***** Data rows

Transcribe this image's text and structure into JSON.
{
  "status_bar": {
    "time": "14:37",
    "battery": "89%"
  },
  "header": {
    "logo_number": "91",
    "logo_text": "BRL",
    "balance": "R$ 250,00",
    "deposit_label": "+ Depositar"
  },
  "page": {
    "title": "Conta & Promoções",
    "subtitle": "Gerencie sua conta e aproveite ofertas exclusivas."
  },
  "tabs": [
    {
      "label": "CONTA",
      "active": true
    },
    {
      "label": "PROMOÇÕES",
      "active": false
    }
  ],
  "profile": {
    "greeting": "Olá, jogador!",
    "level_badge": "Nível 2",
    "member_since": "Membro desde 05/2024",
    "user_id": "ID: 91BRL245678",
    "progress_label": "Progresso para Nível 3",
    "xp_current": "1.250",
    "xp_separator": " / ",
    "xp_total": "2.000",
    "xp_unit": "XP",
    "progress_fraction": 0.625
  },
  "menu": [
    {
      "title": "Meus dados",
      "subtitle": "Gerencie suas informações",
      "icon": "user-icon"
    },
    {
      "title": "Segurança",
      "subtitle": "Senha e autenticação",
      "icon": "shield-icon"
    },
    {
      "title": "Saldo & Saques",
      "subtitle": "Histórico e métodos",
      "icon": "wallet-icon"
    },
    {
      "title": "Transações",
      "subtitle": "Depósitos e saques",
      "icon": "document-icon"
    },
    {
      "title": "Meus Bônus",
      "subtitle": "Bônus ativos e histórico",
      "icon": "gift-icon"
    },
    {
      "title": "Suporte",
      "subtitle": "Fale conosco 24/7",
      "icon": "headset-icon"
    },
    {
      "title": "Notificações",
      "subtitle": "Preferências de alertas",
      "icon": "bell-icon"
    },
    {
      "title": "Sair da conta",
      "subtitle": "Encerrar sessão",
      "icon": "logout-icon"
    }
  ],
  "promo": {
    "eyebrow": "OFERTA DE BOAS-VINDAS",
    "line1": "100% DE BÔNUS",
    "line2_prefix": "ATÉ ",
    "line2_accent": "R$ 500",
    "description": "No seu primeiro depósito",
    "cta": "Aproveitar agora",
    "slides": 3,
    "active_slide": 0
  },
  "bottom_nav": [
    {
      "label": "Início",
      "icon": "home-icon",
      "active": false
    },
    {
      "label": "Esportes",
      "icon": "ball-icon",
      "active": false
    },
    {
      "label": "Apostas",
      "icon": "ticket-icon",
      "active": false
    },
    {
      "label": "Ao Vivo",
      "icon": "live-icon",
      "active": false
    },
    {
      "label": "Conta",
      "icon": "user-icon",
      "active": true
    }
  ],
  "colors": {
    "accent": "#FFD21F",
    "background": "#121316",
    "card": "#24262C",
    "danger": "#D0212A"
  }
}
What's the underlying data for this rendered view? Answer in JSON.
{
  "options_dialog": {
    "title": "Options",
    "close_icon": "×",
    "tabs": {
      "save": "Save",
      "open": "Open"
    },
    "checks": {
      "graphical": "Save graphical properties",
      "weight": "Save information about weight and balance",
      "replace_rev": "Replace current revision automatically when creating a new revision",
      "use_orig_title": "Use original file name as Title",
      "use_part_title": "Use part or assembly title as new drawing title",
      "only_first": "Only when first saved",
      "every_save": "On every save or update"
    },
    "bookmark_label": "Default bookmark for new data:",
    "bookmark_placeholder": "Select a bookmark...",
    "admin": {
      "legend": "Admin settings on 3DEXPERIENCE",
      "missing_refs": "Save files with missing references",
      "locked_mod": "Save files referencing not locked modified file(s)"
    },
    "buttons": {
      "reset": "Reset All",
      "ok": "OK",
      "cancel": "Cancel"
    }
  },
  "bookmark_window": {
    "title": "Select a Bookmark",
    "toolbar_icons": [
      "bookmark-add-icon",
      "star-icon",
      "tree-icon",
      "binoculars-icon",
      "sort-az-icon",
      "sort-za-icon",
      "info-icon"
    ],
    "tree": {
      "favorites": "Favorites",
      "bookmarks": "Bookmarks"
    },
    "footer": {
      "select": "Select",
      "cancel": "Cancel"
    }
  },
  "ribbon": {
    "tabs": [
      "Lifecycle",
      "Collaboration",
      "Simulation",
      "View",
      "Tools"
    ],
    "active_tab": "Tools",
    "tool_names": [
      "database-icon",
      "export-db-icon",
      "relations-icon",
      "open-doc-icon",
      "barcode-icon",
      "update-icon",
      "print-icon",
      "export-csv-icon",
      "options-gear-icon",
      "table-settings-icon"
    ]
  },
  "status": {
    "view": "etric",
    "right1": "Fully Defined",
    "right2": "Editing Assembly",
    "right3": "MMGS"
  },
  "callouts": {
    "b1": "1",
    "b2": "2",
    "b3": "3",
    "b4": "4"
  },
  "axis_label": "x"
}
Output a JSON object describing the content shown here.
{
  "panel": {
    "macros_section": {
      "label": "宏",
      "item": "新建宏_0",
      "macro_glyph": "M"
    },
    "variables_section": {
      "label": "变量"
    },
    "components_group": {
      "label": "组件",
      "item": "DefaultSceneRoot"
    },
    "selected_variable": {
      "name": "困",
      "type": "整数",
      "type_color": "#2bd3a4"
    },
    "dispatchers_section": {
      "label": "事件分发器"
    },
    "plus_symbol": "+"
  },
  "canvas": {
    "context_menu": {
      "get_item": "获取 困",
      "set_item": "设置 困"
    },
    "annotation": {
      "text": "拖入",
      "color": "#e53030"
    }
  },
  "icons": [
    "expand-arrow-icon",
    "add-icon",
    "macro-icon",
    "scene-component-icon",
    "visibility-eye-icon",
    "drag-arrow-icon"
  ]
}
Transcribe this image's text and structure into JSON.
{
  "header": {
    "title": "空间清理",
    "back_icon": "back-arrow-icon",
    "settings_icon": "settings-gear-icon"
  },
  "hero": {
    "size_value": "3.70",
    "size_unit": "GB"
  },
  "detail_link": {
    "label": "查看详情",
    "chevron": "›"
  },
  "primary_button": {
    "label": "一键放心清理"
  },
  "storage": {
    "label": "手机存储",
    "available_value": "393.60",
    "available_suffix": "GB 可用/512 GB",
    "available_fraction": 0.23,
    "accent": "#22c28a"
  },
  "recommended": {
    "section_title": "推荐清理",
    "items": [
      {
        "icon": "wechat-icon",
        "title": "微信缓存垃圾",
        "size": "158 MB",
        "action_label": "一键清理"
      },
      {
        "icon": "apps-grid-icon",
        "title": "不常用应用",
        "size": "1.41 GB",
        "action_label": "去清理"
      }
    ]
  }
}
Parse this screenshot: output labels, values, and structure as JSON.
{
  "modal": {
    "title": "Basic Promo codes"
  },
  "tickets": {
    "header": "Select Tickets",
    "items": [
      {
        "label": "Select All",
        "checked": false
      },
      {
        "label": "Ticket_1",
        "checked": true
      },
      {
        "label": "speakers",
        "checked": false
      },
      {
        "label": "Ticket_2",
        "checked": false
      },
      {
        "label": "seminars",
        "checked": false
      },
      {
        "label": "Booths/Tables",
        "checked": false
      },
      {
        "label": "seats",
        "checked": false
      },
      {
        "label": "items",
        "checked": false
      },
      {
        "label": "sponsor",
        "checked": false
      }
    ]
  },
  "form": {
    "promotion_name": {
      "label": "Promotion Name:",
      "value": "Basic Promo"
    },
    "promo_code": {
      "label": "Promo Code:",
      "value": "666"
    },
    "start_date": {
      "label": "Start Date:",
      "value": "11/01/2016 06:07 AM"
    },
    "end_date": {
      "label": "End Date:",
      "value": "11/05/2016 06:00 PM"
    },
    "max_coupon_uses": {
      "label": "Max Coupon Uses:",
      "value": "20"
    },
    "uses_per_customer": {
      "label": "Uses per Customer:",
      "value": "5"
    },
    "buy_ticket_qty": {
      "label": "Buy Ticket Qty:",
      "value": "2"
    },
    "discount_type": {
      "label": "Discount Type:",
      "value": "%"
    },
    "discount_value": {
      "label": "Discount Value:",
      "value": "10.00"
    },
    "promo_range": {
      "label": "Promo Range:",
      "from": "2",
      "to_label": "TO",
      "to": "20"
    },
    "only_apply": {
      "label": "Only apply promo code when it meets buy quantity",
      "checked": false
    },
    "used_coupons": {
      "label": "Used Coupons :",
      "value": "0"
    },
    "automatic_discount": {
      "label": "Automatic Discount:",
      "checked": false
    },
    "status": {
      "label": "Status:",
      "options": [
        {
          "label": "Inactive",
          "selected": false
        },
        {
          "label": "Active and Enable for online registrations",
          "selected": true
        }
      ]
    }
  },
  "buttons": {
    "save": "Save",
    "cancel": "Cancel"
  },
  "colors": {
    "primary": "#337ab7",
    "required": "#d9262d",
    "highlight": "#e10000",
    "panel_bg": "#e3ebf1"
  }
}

**********

> _Instructions to follow_: Across the data, tally the lines containing "gear" and give back the number alone.

> _Task result_: 2